_WHAT YOU NEED TO DO_
In the records below, rename every "analysis-text" to "explanation-text" and reproduce all the lines otherwise unchanged. Leave the pictures out of your answer.

□ □ □ □ □ □ □

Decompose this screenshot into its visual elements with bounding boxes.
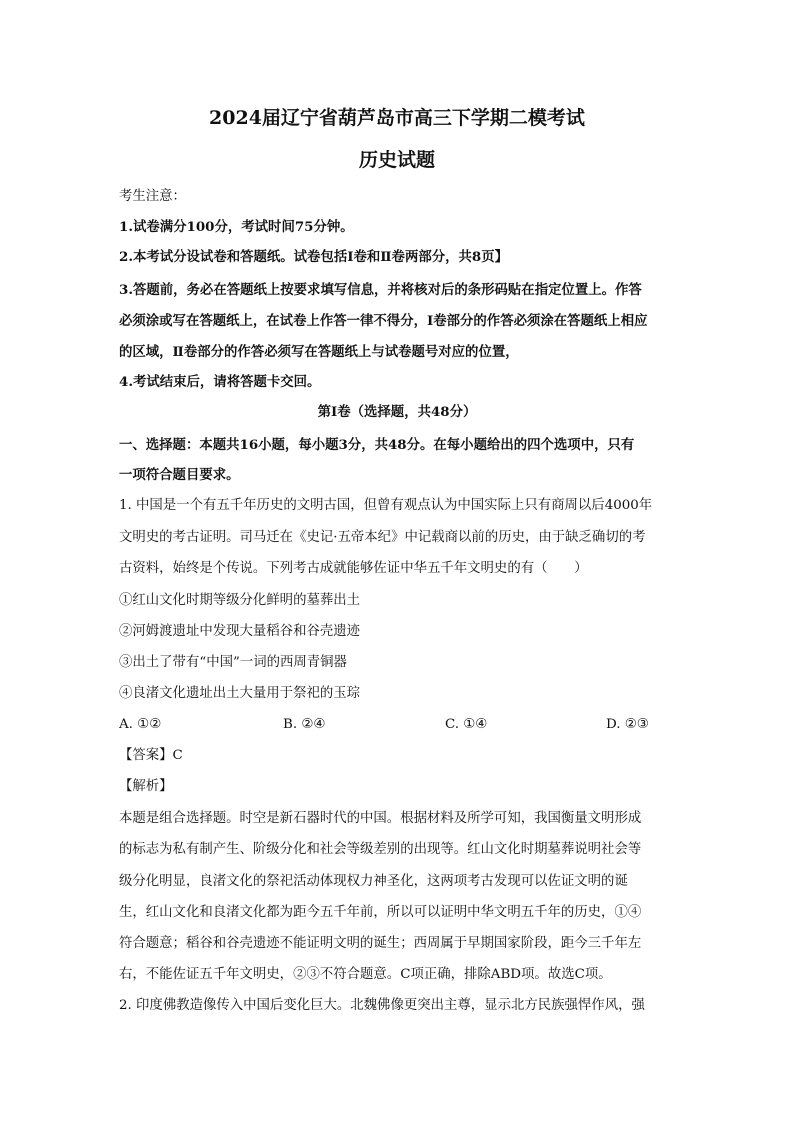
section-instruction: 一、选择题：本题共16小题，每小题3分，共48分。在每小题给出的四个选项中，只有 bbox=[119, 437, 635, 453]
question-1-statement: ④良渚文化遗址出土大量用于祭祀的玉琮 bbox=[119, 686, 361, 701]
analysis-label: 【解析】 bbox=[119, 779, 173, 794]
question-1-stem: 古资料，始终是个传说。下列考古成就能够佐证中华五千年文明史的有（ ） bbox=[119, 561, 588, 576]
question-1-statement: ②河姆渡遗址中发现大量稻谷和谷壳遗迹 bbox=[119, 624, 361, 639]
question-1-stem: 1. 中国是一个有五千年历史的文明古国，但曾有观点认为中国实际上只有商周以后4000年 bbox=[119, 498, 653, 513]
section-heading: 第Ⅰ卷（选择题，共48分） bbox=[317, 404, 477, 420]
analysis-text: 本题是组合选择题。时空是新石器时代的中国。根据材料及所学可知，我国衡量文明形成 bbox=[119, 811, 642, 826]
analysis-text: 生，红山文化和良渚文化都为距今五千年前，所以可以证明中华文明五千年的历史，①④ bbox=[119, 905, 642, 920]
analysis-text: 符合题意；稻谷和谷壳遗迹不能证明文明的诞生；西周属于早期国家阶段，距今三千年左 bbox=[119, 936, 642, 951]
note-item: 必须涂或写在答题纸上，在试卷上作答一律不得分，Ⅰ卷部分的作答必须涂在答题纸上相应 bbox=[119, 313, 648, 329]
analysis-text: 右，不能佐证五千年文明史，②③不符合题意。C项正确，排除ABD项。故选C项。 bbox=[119, 967, 612, 982]
answer-line: 【答案】C bbox=[119, 748, 183, 763]
option-c: C. ①④ bbox=[445, 717, 488, 732]
analysis-text: 的标志为私有制产生、阶级分化和社会等级差别的出现等。红山文化时期墓葬说明社会等 bbox=[119, 842, 642, 857]
note-item: 2.本考试分设试卷和答题纸。试卷包括Ⅰ卷和Ⅱ卷两部分，共8页】 bbox=[119, 249, 508, 265]
note-item: 1.试卷满分100分，考试时间75分钟。 bbox=[119, 219, 354, 235]
document-subtitle: 历史试题 bbox=[358, 149, 435, 171]
question-1-stem: 文明史的考古证明。司马迁在《史记·五帝本纪》中记载商以前的历史，由于缺乏确切的考 bbox=[119, 530, 646, 545]
question-1-statement: ①红山文化时期等级分化鲜明的墓葬出土 bbox=[119, 593, 361, 608]
question-1-statement: ③出土了带有“中国”一词的西周青铜器 bbox=[119, 655, 347, 670]
question-2-stem: 2. 印度佛教造像传入中国后变化巨大。北魏佛像更突出主尊，显示北方民族强悍作风，强 bbox=[119, 998, 645, 1013]
option-b: B. ②④ bbox=[283, 717, 326, 732]
analysis-text: 级分化明显，良渚文化的祭祀活动体现权力神圣化，这两项考古发现可以佐证文明的诞 bbox=[119, 874, 628, 889]
note-item: 3.答题前，务必在答题纸上按要求填写信息，并将核对后的条形码贴在指定位置上。作答 bbox=[119, 282, 642, 298]
note-item: 4.考试结束后，请将答题卡交回。 bbox=[119, 374, 321, 390]
notes-label: 考生注意： bbox=[119, 189, 186, 204]
section-instruction: 一项符合题目要求。 bbox=[119, 467, 240, 483]
note-item: 的区域，Ⅱ卷部分的作答必须写在答题纸上与试卷题号对应的位置， bbox=[119, 344, 519, 360]
option-d: D. ②③ bbox=[606, 717, 649, 732]
document-title: 2024届辽宁省葫芦岛市高三下学期二模考试 bbox=[209, 107, 585, 129]
option-a: A. ①② bbox=[119, 717, 162, 732]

□ □ □ □ □ □ □

_ANSWER BELOW_
Decompose this screenshot into its visual elements with bounding boxes.
section-instruction: 一、选择题：本题共16小题，每小题3分，共48分。在每小题给出的四个选项中，只有 bbox=[119, 437, 635, 453]
question-1-statement: ④良渚文化遗址出土大量用于祭祀的玉琮 bbox=[119, 686, 361, 701]
analysis-label: 【解析】 bbox=[119, 779, 173, 794]
question-1-stem: 古资料，始终是个传说。下列考古成就能够佐证中华五千年文明史的有（ ） bbox=[119, 561, 588, 576]
question-1-statement: ②河姆渡遗址中发现大量稻谷和谷壳遗迹 bbox=[119, 624, 361, 639]
question-1-stem: 1. 中国是一个有五千年历史的文明古国，但曾有观点认为中国实际上只有商周以后4000年 bbox=[119, 498, 653, 513]
section-heading: 第Ⅰ卷（选择题，共48分） bbox=[317, 404, 477, 420]
explanation-text: 本题是组合选择题。时空是新石器时代的中国。根据材料及所学可知，我国衡量文明形成 bbox=[119, 811, 642, 826]
explanation-text: 生，红山文化和良渚文化都为距今五千年前，所以可以证明中华文明五千年的历史，①④ bbox=[119, 905, 642, 920]
explanation-text: 符合题意；稻谷和谷壳遗迹不能证明文明的诞生；西周属于早期国家阶段，距今三千年左 bbox=[119, 936, 642, 951]
note-item: 必须涂或写在答题纸上，在试卷上作答一律不得分，Ⅰ卷部分的作答必须涂在答题纸上相应 bbox=[119, 313, 648, 329]
explanation-text: 右，不能佐证五千年文明史，②③不符合题意。C项正确，排除ABD项。故选C项。 bbox=[119, 967, 612, 982]
answer-line: 【答案】C bbox=[119, 748, 183, 763]
option-c: C. ①④ bbox=[445, 717, 488, 732]
explanation-text: 的标志为私有制产生、阶级分化和社会等级差别的出现等。红山文化时期墓葬说明社会等 bbox=[119, 842, 642, 857]
note-item: 2.本考试分设试卷和答题纸。试卷包括Ⅰ卷和Ⅱ卷两部分，共8页】 bbox=[119, 249, 508, 265]
note-item: 1.试卷满分100分，考试时间75分钟。 bbox=[119, 219, 354, 235]
document-subtitle: 历史试题 bbox=[358, 149, 435, 171]
question-1-stem: 文明史的考古证明。司马迁在《史记·五帝本纪》中记载商以前的历史，由于缺乏确切的考 bbox=[119, 530, 646, 545]
question-1-statement: ①红山文化时期等级分化鲜明的墓葬出土 bbox=[119, 593, 361, 608]
question-1-statement: ③出土了带有“中国”一词的西周青铜器 bbox=[119, 655, 347, 670]
question-2-stem: 2. 印度佛教造像传入中国后变化巨大。北魏佛像更突出主尊，显示北方民族强悍作风，强 bbox=[119, 998, 645, 1013]
option-b: B. ②④ bbox=[283, 717, 326, 732]
explanation-text: 级分化明显，良渚文化的祭祀活动体现权力神圣化，这两项考古发现可以佐证文明的诞 bbox=[119, 874, 628, 889]
note-item: 3.答题前，务必在答题纸上按要求填写信息，并将核对后的条形码贴在指定位置上。作答 bbox=[119, 282, 642, 298]
note-item: 4.考试结束后，请将答题卡交回。 bbox=[119, 374, 321, 390]
notes-label: 考生注意： bbox=[119, 189, 186, 204]
section-instruction: 一项符合题目要求。 bbox=[119, 467, 240, 483]
note-item: 的区域，Ⅱ卷部分的作答必须写在答题纸上与试卷题号对应的位置， bbox=[119, 344, 519, 360]
option-d: D. ②③ bbox=[606, 717, 649, 732]
document-title: 2024届辽宁省葫芦岛市高三下学期二模考试 bbox=[209, 107, 585, 129]
option-a: A. ①② bbox=[119, 717, 162, 732]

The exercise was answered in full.